Problem details: Switch "wallpaper-light" to "wallpaper-lamp" in everything from the start of the records down to the line holding "wallpaper-lips bbox=[510, 330, 570, 350]", keeping all else the same. Give back only those lines.

=====

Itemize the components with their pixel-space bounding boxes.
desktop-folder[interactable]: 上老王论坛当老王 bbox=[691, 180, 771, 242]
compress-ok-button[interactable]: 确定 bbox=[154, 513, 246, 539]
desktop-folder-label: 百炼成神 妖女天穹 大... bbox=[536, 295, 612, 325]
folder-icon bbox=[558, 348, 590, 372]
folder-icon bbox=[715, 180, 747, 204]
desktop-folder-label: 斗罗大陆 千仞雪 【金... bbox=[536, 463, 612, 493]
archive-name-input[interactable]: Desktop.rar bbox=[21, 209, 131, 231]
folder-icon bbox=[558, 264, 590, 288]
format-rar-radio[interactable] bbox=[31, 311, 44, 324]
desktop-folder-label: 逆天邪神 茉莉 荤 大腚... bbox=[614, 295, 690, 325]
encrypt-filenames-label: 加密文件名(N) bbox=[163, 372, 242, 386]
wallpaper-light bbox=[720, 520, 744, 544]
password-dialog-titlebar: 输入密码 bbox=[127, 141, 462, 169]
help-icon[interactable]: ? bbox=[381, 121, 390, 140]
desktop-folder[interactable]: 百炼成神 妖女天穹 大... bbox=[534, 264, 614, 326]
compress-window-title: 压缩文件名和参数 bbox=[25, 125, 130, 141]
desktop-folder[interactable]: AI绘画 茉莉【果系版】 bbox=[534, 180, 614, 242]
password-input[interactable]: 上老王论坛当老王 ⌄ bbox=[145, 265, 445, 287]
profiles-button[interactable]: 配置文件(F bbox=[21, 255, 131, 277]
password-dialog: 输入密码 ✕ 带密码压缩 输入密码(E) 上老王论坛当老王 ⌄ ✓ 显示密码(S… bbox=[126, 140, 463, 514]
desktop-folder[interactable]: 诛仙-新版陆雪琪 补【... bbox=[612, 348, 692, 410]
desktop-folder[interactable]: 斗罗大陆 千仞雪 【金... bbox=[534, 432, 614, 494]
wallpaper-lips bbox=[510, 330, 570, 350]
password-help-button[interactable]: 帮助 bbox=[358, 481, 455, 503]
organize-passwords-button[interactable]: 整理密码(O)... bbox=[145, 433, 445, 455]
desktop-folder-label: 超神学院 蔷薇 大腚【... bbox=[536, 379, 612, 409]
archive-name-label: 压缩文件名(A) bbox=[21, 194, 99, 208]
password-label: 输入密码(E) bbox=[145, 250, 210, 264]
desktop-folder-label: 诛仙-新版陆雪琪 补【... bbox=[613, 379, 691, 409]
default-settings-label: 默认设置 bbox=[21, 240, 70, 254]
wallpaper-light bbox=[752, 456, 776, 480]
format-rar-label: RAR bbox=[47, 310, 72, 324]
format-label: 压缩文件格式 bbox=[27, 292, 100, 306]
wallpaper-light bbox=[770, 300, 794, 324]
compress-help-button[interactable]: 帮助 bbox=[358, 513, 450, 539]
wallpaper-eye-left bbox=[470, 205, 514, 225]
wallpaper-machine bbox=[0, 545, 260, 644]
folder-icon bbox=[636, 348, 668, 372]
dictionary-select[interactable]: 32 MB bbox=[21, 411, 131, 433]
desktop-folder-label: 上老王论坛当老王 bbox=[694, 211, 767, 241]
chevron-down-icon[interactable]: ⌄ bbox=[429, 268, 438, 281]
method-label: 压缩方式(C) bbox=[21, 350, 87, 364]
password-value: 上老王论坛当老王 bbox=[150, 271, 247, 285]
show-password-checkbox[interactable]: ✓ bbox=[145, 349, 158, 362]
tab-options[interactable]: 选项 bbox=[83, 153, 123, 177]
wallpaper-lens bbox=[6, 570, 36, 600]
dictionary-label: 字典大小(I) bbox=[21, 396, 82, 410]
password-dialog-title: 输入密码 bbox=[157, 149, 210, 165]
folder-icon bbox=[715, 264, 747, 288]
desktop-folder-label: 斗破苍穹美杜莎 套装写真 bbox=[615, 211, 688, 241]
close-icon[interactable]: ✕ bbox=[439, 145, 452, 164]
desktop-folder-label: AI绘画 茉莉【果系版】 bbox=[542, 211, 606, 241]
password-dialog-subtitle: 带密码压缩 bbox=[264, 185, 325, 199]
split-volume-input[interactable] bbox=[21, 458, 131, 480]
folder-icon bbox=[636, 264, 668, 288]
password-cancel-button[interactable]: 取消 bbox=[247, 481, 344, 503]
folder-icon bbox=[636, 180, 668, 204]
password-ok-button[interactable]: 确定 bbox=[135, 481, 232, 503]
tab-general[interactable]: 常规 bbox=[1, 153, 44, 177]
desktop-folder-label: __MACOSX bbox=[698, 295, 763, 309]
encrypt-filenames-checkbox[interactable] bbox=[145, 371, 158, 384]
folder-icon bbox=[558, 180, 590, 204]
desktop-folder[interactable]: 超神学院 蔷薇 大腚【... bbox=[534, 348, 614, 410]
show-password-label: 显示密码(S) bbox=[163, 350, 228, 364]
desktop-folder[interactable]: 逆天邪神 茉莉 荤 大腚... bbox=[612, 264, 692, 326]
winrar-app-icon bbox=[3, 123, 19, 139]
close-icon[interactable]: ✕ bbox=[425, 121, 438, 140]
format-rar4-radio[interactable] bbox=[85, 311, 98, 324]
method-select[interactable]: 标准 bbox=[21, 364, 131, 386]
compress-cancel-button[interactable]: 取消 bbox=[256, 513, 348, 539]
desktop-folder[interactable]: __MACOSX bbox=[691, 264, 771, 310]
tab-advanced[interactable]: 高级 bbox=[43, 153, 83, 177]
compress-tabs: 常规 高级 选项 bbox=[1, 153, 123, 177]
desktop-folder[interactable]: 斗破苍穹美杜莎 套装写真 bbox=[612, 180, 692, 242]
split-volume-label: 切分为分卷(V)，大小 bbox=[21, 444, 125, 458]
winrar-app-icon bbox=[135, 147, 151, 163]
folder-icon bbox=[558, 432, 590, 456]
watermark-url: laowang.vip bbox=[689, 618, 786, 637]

=====

Finished answer:
Itemize the components with their pixel-space bounding boxes.
desktop-folder[interactable]: 上老王论坛当老王 bbox=[691, 180, 771, 242]
compress-ok-button[interactable]: 确定 bbox=[154, 513, 246, 539]
desktop-folder-label: 百炼成神 妖女天穹 大... bbox=[536, 295, 612, 325]
folder-icon bbox=[558, 348, 590, 372]
folder-icon bbox=[715, 180, 747, 204]
desktop-folder-label: 斗罗大陆 千仞雪 【金... bbox=[536, 463, 612, 493]
archive-name-input[interactable]: Desktop.rar bbox=[21, 209, 131, 231]
folder-icon bbox=[558, 264, 590, 288]
format-rar-radio[interactable] bbox=[31, 311, 44, 324]
desktop-folder-label: 逆天邪神 茉莉 荤 大腚... bbox=[614, 295, 690, 325]
encrypt-filenames-label: 加密文件名(N) bbox=[163, 372, 242, 386]
wallpaper-lamp bbox=[720, 520, 744, 544]
password-dialog-titlebar: 输入密码 bbox=[127, 141, 462, 169]
help-icon[interactable]: ? bbox=[381, 121, 390, 140]
desktop-folder[interactable]: 百炼成神 妖女天穹 大... bbox=[534, 264, 614, 326]
compress-window-title: 压缩文件名和参数 bbox=[25, 125, 130, 141]
desktop-folder[interactable]: AI绘画 茉莉【果系版】 bbox=[534, 180, 614, 242]
password-input[interactable]: 上老王论坛当老王 ⌄ bbox=[145, 265, 445, 287]
profiles-button[interactable]: 配置文件(F bbox=[21, 255, 131, 277]
password-dialog: 输入密码 ✕ 带密码压缩 输入密码(E) 上老王论坛当老王 ⌄ ✓ 显示密码(S… bbox=[126, 140, 463, 514]
desktop-folder[interactable]: 诛仙-新版陆雪琪 补【... bbox=[612, 348, 692, 410]
desktop-folder[interactable]: 斗罗大陆 千仞雪 【金... bbox=[534, 432, 614, 494]
wallpaper-lips bbox=[510, 330, 570, 350]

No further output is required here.